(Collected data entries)
+--
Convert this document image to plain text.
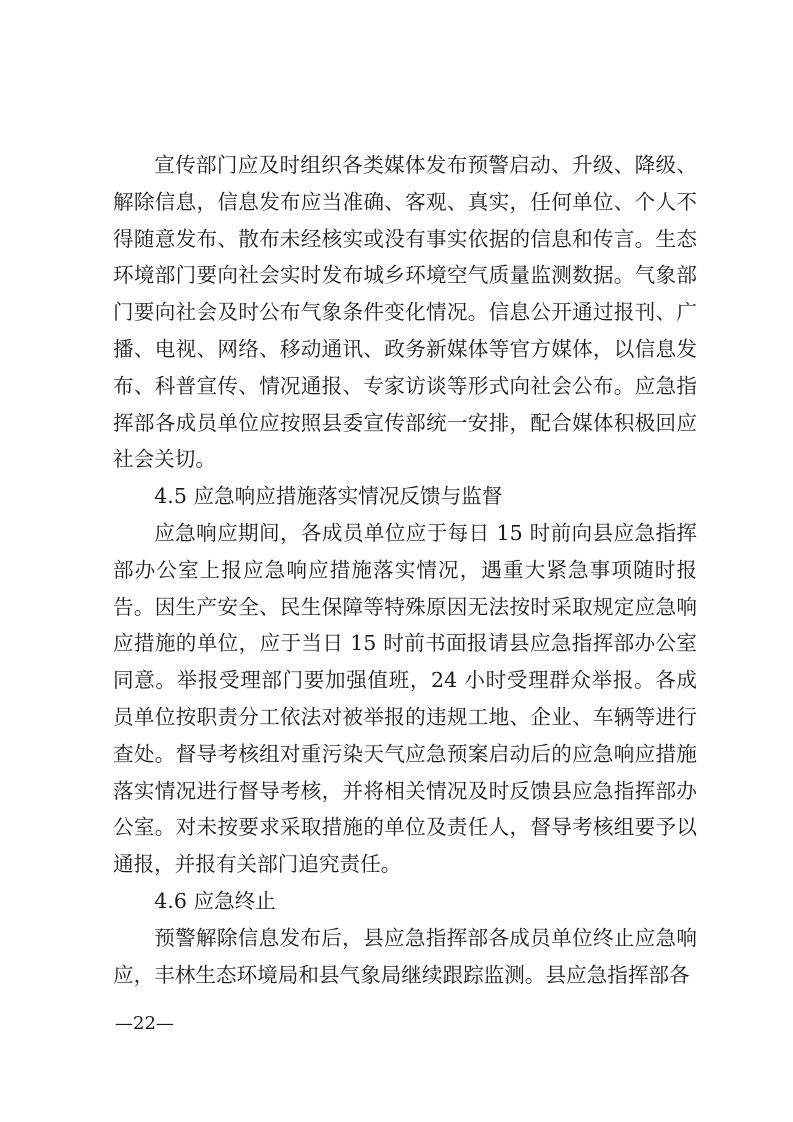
宣传部门应及时组织各类媒体发布预警启动、升级、降级、解除信息，信息发布应当准确、客观、真实，任何单位、个人不得随意发布、散布未经核实或没有事实依据的信息和传言。生态环境部门要向社会实时发布城乡环境空气质量监测数据。气象部门要向社会及时公布气象条件变化情况。信息公开通过报刊、广播、电视、网络、移动通讯、政务新媒体等官方媒体，以信息发布、科普宣传、情况通报、专家访谈等形式向社会公布。应急指挥部各成员单位应按照县委宣传部统一安排，配合媒体积极回应社会关切。

4.5 应急响应措施落实情况反馈与监督

应急响应期间，各成员单位应于每日 15 时前向县应急指挥部办公室上报应急响应措施落实情况，遇重大紧急事项随时报告。因生产安全、民生保障等特殊原因无法按时采取规定应急响应措施的单位，应于当日 15 时前书面报请县应急指挥部办公室同意。举报受理部门要加强值班，24 小时受理群众举报。各成员单位按职责分工依法对被举报的违规工地、企业、车辆等进行查处。督导考核组对重污染天气应急预案启动后的应急响应措施落实情况进行督导考核，并将相关情况及时反馈县应急指挥部办公室。对未按要求采取措施的单位及责任人，督导考核组要予以通报，并报有关部门追究责任。

4.6 应急终止

预警解除信息发布后，县应急指挥部各成员单位终止应急响应，丰林生态环境局和县气象局继续跟踪监测。县应急指挥部各

—22—
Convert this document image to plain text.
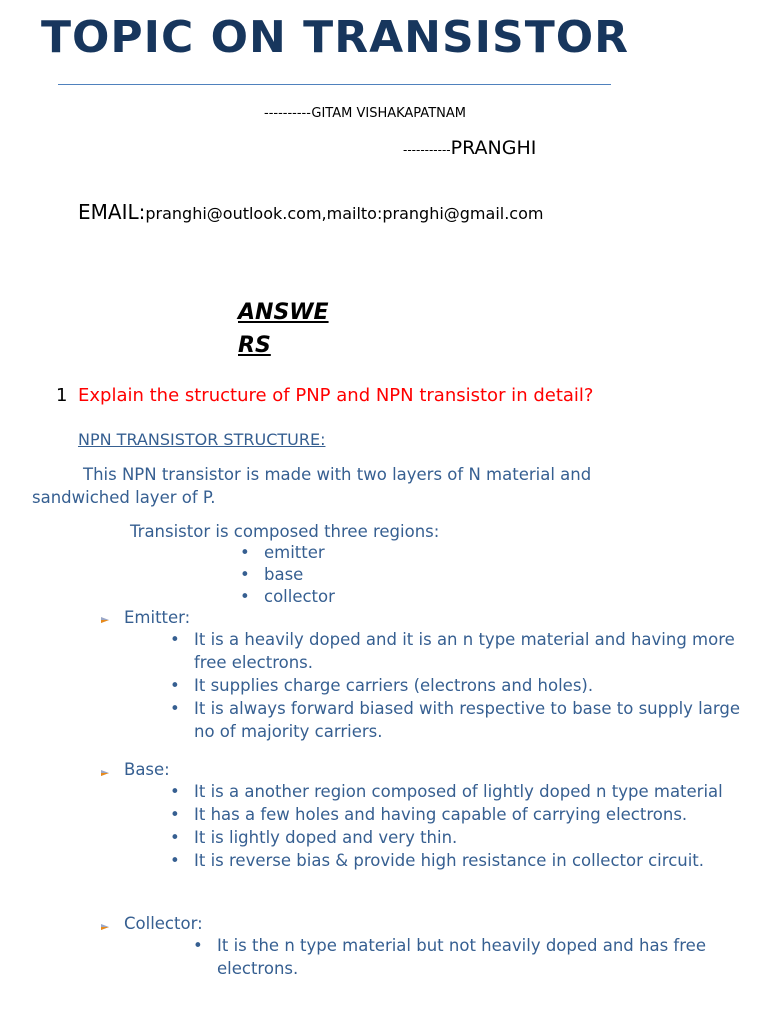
TOPIC ON TRANSISTOR
----------GITAM VISHAKAPATNAM
-----------PRANGHI
EMAIL:pranghi@outlook.com,mailto:pranghi@gmail.com
ANSWERS
1 Explain the structure of PNP and NPN transistor in detail?
NPN TRANSISTOR STRUCTURE:
This NPN transistor is made with two layers of N material and sandwiched layer of P.
Transistor is composed three regions:
• emitter
• base
• collector
Emitter:
• It is a heavily doped and it is an n type material and having more free electrons.
• It supplies charge carriers (electrons and holes).
• It is always forward biased with respective to base to supply large no of majority carriers.
Base:
• It is a another region composed of lightly doped n type material
• It has a few holes and having capable of carrying electrons.
• It is lightly doped and very thin.
• It is reverse bias & provide high resistance in collector circuit.
Collector:
• It is the n type material but not heavily doped and has free electrons.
+--
### What needs to be done:
Find the word "composed" in the entries above and gather every line that holds it.

### Written response:
Transistor is composed three regions:
• It is a another region composed of lightly doped n type material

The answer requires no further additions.